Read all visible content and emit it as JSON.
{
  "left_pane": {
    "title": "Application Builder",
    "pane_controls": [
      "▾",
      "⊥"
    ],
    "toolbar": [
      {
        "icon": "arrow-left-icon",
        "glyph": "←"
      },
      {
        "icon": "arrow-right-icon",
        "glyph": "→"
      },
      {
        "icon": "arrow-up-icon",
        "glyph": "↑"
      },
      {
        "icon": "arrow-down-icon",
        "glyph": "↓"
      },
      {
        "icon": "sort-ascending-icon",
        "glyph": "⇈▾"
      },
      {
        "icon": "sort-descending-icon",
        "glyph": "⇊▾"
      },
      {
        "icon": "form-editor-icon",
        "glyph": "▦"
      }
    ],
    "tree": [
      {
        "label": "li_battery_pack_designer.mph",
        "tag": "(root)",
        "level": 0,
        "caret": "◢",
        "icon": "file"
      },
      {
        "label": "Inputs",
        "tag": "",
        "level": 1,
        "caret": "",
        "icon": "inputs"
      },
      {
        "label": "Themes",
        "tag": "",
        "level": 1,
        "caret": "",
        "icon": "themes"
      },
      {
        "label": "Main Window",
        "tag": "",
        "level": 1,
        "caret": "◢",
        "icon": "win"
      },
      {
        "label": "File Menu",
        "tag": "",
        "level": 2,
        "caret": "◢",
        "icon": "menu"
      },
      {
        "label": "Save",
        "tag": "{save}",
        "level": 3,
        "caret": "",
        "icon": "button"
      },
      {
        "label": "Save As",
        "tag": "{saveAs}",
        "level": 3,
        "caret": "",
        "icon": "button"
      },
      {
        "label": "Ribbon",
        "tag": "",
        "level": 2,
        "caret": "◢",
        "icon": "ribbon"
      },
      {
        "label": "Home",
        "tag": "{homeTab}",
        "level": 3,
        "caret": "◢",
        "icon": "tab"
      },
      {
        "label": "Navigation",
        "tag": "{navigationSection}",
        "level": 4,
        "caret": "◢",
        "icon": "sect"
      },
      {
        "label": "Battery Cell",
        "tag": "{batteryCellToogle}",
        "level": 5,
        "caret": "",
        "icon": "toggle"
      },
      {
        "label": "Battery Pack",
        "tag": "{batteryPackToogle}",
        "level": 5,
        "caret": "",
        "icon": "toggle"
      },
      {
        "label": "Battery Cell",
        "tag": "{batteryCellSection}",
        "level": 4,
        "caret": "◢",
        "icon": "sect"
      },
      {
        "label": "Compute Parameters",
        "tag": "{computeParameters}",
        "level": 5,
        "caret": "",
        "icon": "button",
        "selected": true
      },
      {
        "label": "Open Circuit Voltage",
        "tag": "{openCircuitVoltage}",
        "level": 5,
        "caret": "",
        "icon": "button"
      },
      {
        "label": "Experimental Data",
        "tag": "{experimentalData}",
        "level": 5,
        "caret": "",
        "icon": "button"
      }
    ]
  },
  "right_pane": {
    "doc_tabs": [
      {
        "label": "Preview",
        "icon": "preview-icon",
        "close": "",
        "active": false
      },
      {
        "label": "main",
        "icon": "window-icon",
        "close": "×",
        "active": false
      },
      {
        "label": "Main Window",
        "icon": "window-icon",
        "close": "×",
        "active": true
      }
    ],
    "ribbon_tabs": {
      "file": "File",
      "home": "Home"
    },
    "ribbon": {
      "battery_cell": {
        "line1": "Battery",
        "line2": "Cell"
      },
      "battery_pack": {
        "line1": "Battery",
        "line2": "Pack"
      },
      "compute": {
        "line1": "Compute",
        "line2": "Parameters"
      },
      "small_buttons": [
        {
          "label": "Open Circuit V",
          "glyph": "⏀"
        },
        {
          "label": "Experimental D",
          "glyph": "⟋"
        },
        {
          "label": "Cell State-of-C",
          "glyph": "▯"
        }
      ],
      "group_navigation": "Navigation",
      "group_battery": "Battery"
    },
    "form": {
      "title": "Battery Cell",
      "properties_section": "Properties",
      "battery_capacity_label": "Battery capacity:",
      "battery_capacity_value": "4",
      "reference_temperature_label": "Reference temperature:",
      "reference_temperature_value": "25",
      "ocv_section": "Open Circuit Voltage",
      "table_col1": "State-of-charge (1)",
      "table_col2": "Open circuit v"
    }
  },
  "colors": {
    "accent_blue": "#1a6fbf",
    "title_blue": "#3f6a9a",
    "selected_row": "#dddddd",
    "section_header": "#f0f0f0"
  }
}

## TASK INSTRUCTIONS
Reproduce each line verbatim.

## RESPONSE TO THE EXERCISE
Read all visible content and emit it as JSON.
{
  "left_pane": {
    "title": "Application Builder",
    "pane_controls": [
      "▾",
      "⊥"
    ],
    "toolbar": [
      {
        "icon": "arrow-left-icon",
        "glyph": "←"
      },
      {
        "icon": "arrow-right-icon",
        "glyph": "→"
      },
      {
        "icon": "arrow-up-icon",
        "glyph": "↑"
      },
      {
        "icon": "arrow-down-icon",
        "glyph": "↓"
      },
      {
        "icon": "sort-ascending-icon",
        "glyph": "⇈▾"
      },
      {
        "icon": "sort-descending-icon",
        "glyph": "⇊▾"
      },
      {
        "icon": "form-editor-icon",
        "glyph": "▦"
      }
    ],
    "tree": [
      {
        "label": "li_battery_pack_designer.mph",
        "tag": "(root)",
        "level": 0,
        "caret": "◢",
        "icon": "file"
      },
      {
        "label": "Inputs",
        "tag": "",
        "level": 1,
        "caret": "",
        "icon": "inputs"
      },
      {
        "label": "Themes",
        "tag": "",
        "level": 1,
        "caret": "",
        "icon": "themes"
      },
      {
        "label": "Main Window",
        "tag": "",
        "level": 1,
        "caret": "◢",
        "icon": "win"
      },
      {
        "label": "File Menu",
        "tag": "",
        "level": 2,
        "caret": "◢",
        "icon": "menu"
      },
      {
        "label": "Save",
        "tag": "{save}",
        "level": 3,
        "caret": "",
        "icon": "button"
      },
      {
        "label": "Save As",
        "tag": "{saveAs}",
        "level": 3,
        "caret": "",
        "icon": "button"
      },
      {
        "label": "Ribbon",
        "tag": "",
        "level": 2,
        "caret": "◢",
        "icon": "ribbon"
      },
      {
        "label": "Home",
        "tag": "{homeTab}",
        "level": 3,
        "caret": "◢",
        "icon": "tab"
      },
      {
        "label": "Navigation",
        "tag": "{navigationSection}",
        "level": 4,
        "caret": "◢",
        "icon": "sect"
      },
      {
        "label": "Battery Cell",
        "tag": "{batteryCellToogle}",
        "level": 5,
        "caret": "",
        "icon": "toggle"
      },
      {
        "label": "Battery Pack",
        "tag": "{batteryPackToogle}",
        "level": 5,
        "caret": "",
        "icon": "toggle"
      },
      {
        "label": "Battery Cell",
        "tag": "{batteryCellSection}",
        "level": 4,
        "caret": "◢",
        "icon": "sect"
      },
      {
        "label": "Compute Parameters",
        "tag": "{computeParameters}",
        "level": 5,
        "caret": "",
        "icon": "button",
        "selected": true
      },
      {
        "label": "Open Circuit Voltage",
        "tag": "{openCircuitVoltage}",
        "level": 5,
        "caret": "",
        "icon": "button"
      },
      {
        "label": "Experimental Data",
        "tag": "{experimentalData}",
        "level": 5,
        "caret": "",
        "icon": "button"
      }
    ]
  },
  "right_pane": {
    "doc_tabs": [
      {
        "label": "Preview",
        "icon": "preview-icon",
        "close": "",
        "active": false
      },
      {
        "label": "main",
        "icon": "window-icon",
        "close": "×",
        "active": false
      },
      {
        "label": "Main Window",
        "icon": "window-icon",
        "close": "×",
        "active": true
      }
    ],
    "ribbon_tabs": {
      "file": "File",
      "home": "Home"
    },
    "ribbon": {
      "battery_cell": {
        "line1": "Battery",
        "line2": "Cell"
      },
      "battery_pack": {
        "line1": "Battery",
        "line2": "Pack"
      },
      "compute": {
        "line1": "Compute",
        "line2": "Parameters"
      },
      "small_buttons": [
        {
          "label": "Open Circuit V",
          "glyph": "⏀"
        },
        {
          "label": "Experimental D",
          "glyph": "⟋"
        },
        {
          "label": "Cell State-of-C",
          "glyph": "▯"
        }
      ],
      "group_navigation": "Navigation",
      "group_battery": "Battery"
    },
    "form": {
      "title": "Battery Cell",
      "properties_section": "Properties",
      "battery_capacity_label": "Battery capacity:",
      "battery_capacity_value": "4",
      "reference_temperature_label": "Reference temperature:",
      "reference_temperature_value": "25",
      "ocv_section": "Open Circuit Voltage",
      "table_col1": "State-of-charge (1)",
      "table_col2": "Open circuit v"
    }
  },
  "colors": {
    "accent_blue": "#1a6fbf",
    "title_blue": "#3f6a9a",
    "selected_row": "#dddddd",
    "section_header": "#f0f0f0"
  }
}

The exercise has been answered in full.